To do
1. In the essay on slang, list each age of the world that the writer says "we have had."
2. Write the next part of the essay on slang, picking up after its final sentence.

Document excerpt
SLANG.
It has been a pleasant conceit with
philosophers and writers to distinguish the
successive ages of what, in the plenitude of their
wisdom, they call the world, by some metallic
nickname. We have had the Golden Age,
and the Silver Age, the Age of Iron, and the
Age of Bronze; this present era will,
perhaps, be known to our grandchildren as the
age of Electro-plating, from its general
tendency to shams and counterfeits; and,
when the capital of the Anglo-Saxon Empire
shall be, some hundreds of years hence,
somewhere in the South Seas, or in the centre of
Africa or interior of China, the age that is to
come may be known as the Age of Platina
or that of Potassium, or some one of the
hundreds of new metals, which will, of course,
be discovered by that time.
However, this present age may be
distinguished by future generations, whether
ferruginously, or auriferously, or argentinally, there
can be no doubt that the Victorian era will
be known hereafter—and anything but favourably,
I surmise—as an epoch of the most
unscrupulous heterodoxy in the application of
names. What was once occasionally
tolerated as a humorous aberration, afterwards
degenerated into folly and perversity, and
is now a vice and a nuisance. Without
the slightest regard to the proprieties of
nomenclature, or to what I may call
the unities of signification, we apply
names to objects, abstractions, and persons
stupidly, irrationally, and inconsistently:
completely ignoring the nature, the quality, the
gender, the structure of the thing, we prefix
to it a name which not only fails to convey
an idea of what it materially is, but actually
obscures and mystifies it. A persistence
in such a course must inevitably tend to
debase, and corrupt that currency of speech
which it has been the aim of the greatest
scholars and publicists, from the days of
Elizabeth downwards, to elevate, to improve,
and to refine; and, if we continue the
reckless and indiscriminate importation and
incorporation into our language of every cant
term of speech from the columns of American
newspapers, every Canvas Town epithet from
the vocabularies of gold-diggers, every bastard
classicism dragged head and shoulders from
a lexicon by an advertising tradesman to puff
his wares, every slip-slop Gallicism from
the shelves of the circulating library; if
we persist in yoking Hamlets of adjectives
to Hecubas of nouns, the noble English
tongue will become, fifty years hence, a mere
dialect of colonial idioms, enervated ultramontanisms
and literate slang. The fertility of a
language may degenerate into the feculence
of weeds and tares; should we not rather,
instead of raking and heaping together worthless
novelties of expression, endeavour to weed,
to expurgate, to epurate; to render, once more,
wholesome and pellucid that which was once
a "well of English undefiled," and rescue it
from the sewerage of verbiage and slang?

Dataset
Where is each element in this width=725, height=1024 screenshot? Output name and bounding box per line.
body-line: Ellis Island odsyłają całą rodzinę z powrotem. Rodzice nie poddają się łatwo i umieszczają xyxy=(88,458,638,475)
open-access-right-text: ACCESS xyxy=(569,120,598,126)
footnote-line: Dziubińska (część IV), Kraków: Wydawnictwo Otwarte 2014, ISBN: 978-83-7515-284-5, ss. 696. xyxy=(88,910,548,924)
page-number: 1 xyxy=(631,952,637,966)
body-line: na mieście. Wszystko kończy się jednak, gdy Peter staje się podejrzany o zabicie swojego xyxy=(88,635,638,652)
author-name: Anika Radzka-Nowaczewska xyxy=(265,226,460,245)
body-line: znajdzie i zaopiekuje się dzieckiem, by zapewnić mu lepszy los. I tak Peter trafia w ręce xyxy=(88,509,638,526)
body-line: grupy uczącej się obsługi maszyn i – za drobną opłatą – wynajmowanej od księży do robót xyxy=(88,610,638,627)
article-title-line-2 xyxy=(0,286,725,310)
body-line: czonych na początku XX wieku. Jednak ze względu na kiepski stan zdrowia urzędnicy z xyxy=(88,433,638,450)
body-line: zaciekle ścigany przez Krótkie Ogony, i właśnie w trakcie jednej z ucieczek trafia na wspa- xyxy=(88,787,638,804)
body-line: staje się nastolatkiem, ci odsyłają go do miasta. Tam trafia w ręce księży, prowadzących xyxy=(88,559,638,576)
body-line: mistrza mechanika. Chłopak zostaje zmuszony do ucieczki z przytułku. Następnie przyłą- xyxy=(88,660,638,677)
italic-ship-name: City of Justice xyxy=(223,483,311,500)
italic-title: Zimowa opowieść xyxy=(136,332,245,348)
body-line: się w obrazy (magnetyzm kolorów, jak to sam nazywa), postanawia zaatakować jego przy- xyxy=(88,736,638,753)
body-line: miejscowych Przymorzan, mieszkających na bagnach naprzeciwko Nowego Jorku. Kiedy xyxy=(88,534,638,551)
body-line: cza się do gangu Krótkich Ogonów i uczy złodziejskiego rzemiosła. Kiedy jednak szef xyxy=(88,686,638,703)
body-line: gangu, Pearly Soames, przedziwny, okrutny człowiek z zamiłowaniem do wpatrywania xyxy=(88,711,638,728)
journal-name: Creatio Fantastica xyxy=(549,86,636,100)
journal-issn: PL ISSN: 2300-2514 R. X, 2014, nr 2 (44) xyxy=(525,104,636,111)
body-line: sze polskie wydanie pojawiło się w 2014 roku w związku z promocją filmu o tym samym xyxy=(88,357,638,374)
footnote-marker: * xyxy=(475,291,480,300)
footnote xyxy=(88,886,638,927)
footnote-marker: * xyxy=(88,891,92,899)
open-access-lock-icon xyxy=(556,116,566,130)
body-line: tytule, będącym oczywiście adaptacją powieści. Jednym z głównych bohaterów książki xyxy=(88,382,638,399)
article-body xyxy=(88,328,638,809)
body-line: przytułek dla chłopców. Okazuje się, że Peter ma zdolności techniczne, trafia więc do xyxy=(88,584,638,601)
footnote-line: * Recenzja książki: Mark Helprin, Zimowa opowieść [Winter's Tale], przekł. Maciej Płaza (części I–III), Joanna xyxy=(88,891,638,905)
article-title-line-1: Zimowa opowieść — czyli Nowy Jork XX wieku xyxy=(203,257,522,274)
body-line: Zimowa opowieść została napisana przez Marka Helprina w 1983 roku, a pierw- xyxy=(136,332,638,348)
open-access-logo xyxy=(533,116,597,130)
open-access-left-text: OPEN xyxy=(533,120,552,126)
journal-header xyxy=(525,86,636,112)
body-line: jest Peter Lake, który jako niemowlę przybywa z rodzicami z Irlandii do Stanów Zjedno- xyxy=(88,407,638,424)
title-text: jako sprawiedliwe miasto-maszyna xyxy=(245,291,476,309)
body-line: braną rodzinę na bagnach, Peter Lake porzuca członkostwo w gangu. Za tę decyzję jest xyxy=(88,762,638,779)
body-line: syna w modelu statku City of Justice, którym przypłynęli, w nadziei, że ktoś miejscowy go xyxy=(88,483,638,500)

==

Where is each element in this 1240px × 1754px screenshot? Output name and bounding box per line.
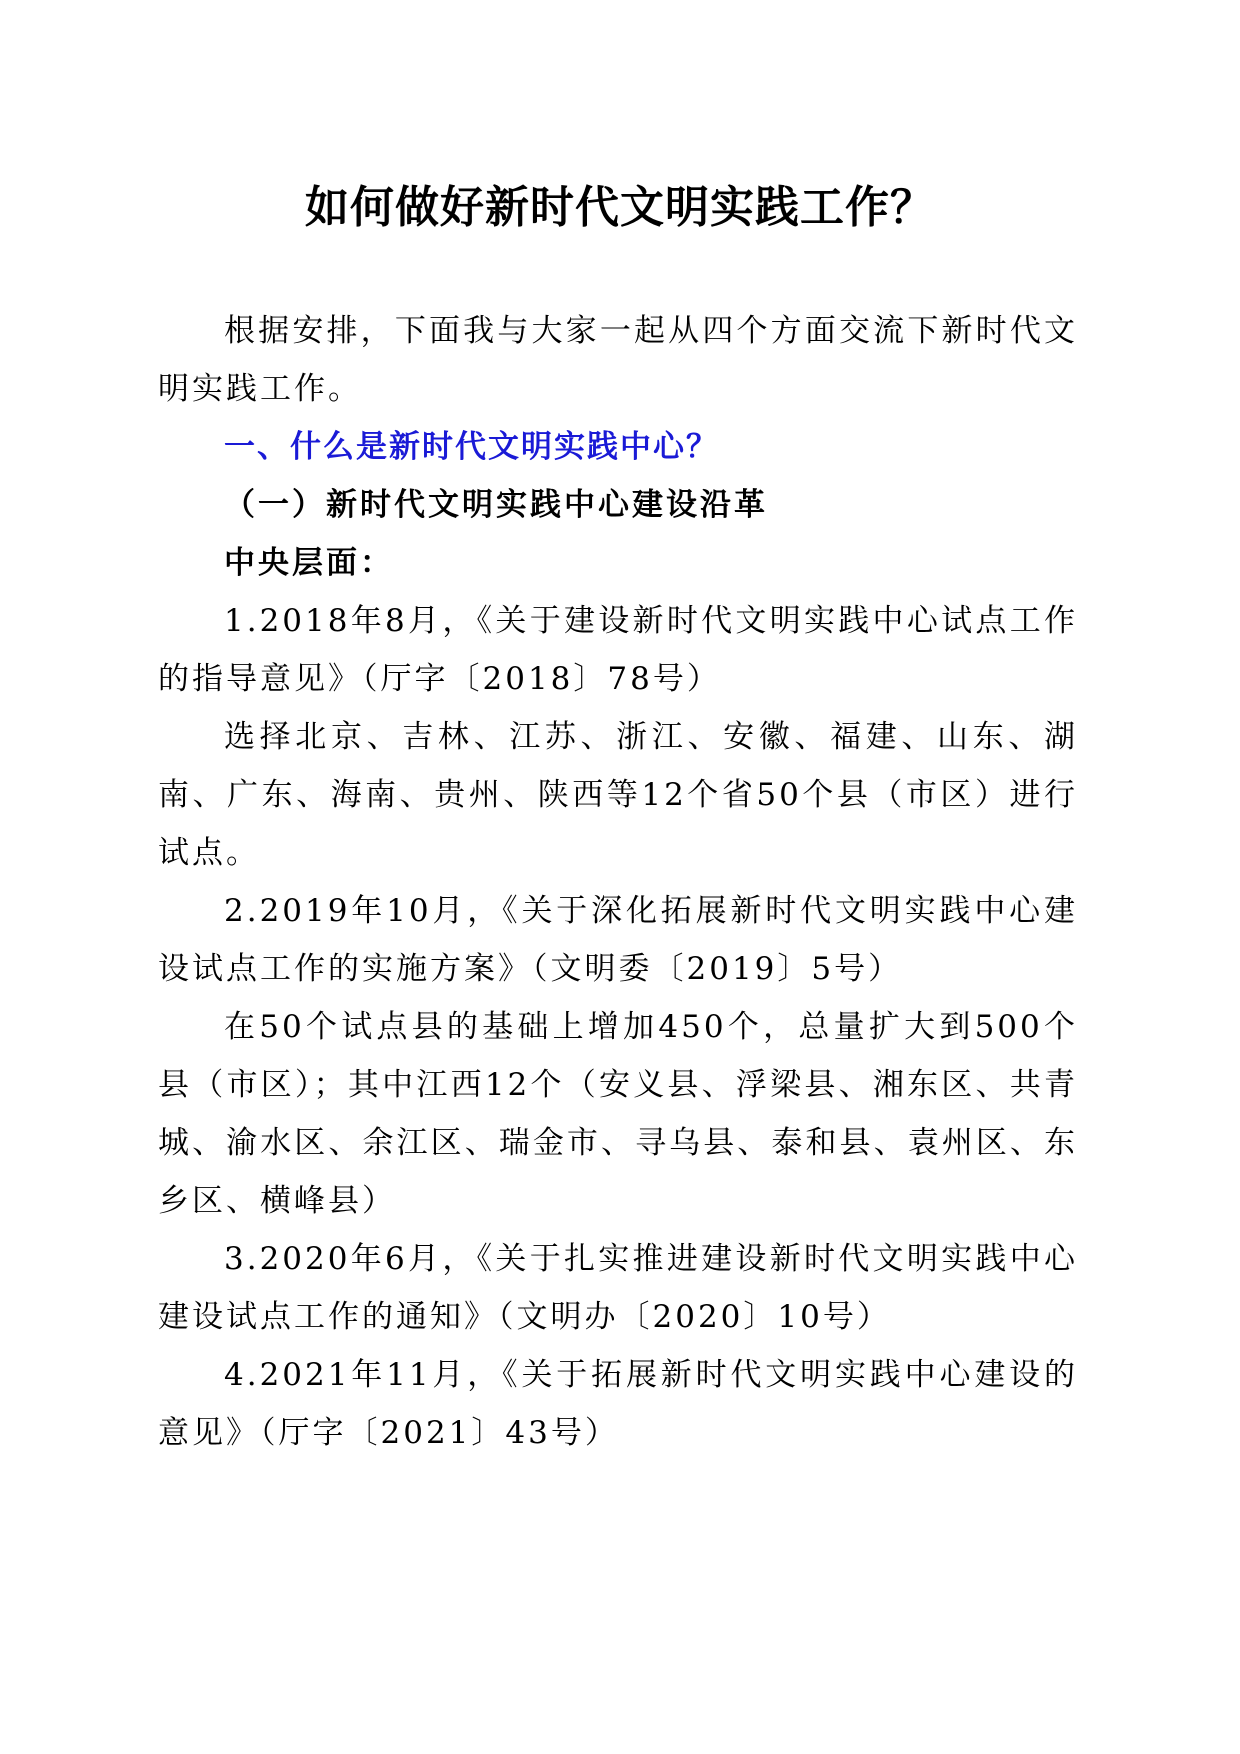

Answer list
1. The Golden Age, the Silver Age, the Age of Iron, the Age of Bronze

2.
The Thames is to be purified; why not the
language? Should we not, instead of dabbling
and dirtying the stream, endeavour to imitate
those praiseworthy men of letters who, at
Athens, in that miserable and most forlorn
capital of the burlesque kingdom of Greece,
have laboured, and successfully laboured, in
the face of discountenance, indifference,
ignorance, and a foreign court, to clear the Greek
language from the barbarisms of words and
phrases, Venetian, Genoese, French, Lingua
Franca, Arabic, Turkish, Armenian, Spanish,
Sclavonic, Teutonic which, in the course of
successive centuries of foreign domination and
oppression, had crept into it; and now (though
in the columns of base-priced newspapers,
printed on rotten paper with broken type)
give the debates of a venal chamber, and the
summary of humdrum passing events, in the
language of Plato and Socrates? These men
have done more good and have raised a more
enduring monument to the genius of their
country, than if they had reared again every
column of the Acropolis, or brought back
every fragment of the Elgin marbles from
Great Russell Street, Bloomsbury.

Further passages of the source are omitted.